▶ **EXERCISE REQUIREMENTS**
Make an exact copy of all the records.

▶ **DATA SECTION**
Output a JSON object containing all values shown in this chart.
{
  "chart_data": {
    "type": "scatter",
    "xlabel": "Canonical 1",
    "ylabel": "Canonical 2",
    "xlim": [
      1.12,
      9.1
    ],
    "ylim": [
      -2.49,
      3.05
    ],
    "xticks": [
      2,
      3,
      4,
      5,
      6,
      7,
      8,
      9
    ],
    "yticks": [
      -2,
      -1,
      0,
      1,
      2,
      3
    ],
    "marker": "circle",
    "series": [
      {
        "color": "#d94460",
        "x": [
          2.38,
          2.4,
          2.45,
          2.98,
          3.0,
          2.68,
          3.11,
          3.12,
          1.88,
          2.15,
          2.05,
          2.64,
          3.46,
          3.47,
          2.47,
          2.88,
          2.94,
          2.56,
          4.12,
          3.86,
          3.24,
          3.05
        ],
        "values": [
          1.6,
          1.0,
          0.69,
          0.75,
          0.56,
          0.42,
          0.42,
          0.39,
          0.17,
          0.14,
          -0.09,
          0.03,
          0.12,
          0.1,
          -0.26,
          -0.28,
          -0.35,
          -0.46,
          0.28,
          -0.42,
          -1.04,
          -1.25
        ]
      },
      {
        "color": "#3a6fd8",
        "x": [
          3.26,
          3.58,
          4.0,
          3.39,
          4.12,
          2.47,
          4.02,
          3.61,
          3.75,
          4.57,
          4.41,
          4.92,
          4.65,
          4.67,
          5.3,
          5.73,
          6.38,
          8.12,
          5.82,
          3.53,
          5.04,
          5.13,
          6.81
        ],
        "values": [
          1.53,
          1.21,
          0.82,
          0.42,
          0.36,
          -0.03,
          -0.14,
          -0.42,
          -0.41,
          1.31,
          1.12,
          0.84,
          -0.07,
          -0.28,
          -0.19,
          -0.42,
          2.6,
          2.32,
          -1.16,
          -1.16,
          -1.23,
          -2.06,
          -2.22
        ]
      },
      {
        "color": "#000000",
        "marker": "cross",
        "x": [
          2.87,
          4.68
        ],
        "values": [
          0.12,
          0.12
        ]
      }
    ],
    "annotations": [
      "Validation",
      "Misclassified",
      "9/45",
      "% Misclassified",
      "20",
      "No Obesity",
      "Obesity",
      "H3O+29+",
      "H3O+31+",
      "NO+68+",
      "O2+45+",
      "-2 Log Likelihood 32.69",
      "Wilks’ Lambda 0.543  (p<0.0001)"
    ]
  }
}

▶ **EXPECTED ANSWER**
Output a JSON object containing all values shown in this chart.
{
  "chart_data": {
    "type": "scatter",
    "xlabel": "Canonical 1",
    "ylabel": "Canonical 2",
    "xlim": [
      1.12,
      9.1
    ],
    "ylim": [
      -2.49,
      3.05
    ],
    "xticks": [
      2,
      3,
      4,
      5,
      6,
      7,
      8,
      9
    ],
    "yticks": [
      -2,
      -1,
      0,
      1,
      2,
      3
    ],
    "marker": "circle",
    "series": [
      {
        "color": "#d94460",
        "x": [
          2.38,
          2.4,
          2.45,
          2.98,
          3.0,
          2.68,
          3.11,
          3.12,
          1.88,
          2.15,
          2.05,
          2.64,
          3.46,
          3.47,
          2.47,
          2.88,
          2.94,
          2.56,
          4.12,
          3.86,
          3.24,
          3.05
        ],
        "values": [
          1.6,
          1.0,
          0.69,
          0.75,
          0.56,
          0.42,
          0.42,
          0.39,
          0.17,
          0.14,
          -0.09,
          0.03,
          0.12,
          0.1,
          -0.26,
          -0.28,
          -0.35,
          -0.46,
          0.28,
          -0.42,
          -1.04,
          -1.25
        ]
      },
      {
        "color": "#3a6fd8",
        "x": [
          3.26,
          3.58,
          4.0,
          3.39,
          4.12,
          2.47,
          4.02,
          3.61,
          3.75,
          4.57,
          4.41,
          4.92,
          4.65,
          4.67,
          5.3,
          5.73,
          6.38,
          8.12,
          5.82,
          3.53,
          5.04,
          5.13,
          6.81
        ],
        "values": [
          1.53,
          1.21,
          0.82,
          0.42,
          0.36,
          -0.03,
          -0.14,
          -0.42,
          -0.41,
          1.31,
          1.12,
          0.84,
          -0.07,
          -0.28,
          -0.19,
          -0.42,
          2.6,
          2.32,
          -1.16,
          -1.16,
          -1.23,
          -2.06,
          -2.22
        ]
      },
      {
        "color": "#000000",
        "marker": "cross",
        "x": [
          2.87,
          4.68
        ],
        "values": [
          0.12,
          0.12
        ]
      }
    ],
    "annotations": [
      "Validation",
      "Misclassified",
      "9/45",
      "% Misclassified",
      "20",
      "No Obesity",
      "Obesity",
      "H3O+29+",
      "H3O+31+",
      "NO+68+",
      "O2+45+",
      "-2 Log Likelihood 32.69",
      "Wilks’ Lambda 0.543  (p<0.0001)"
    ]
  }
}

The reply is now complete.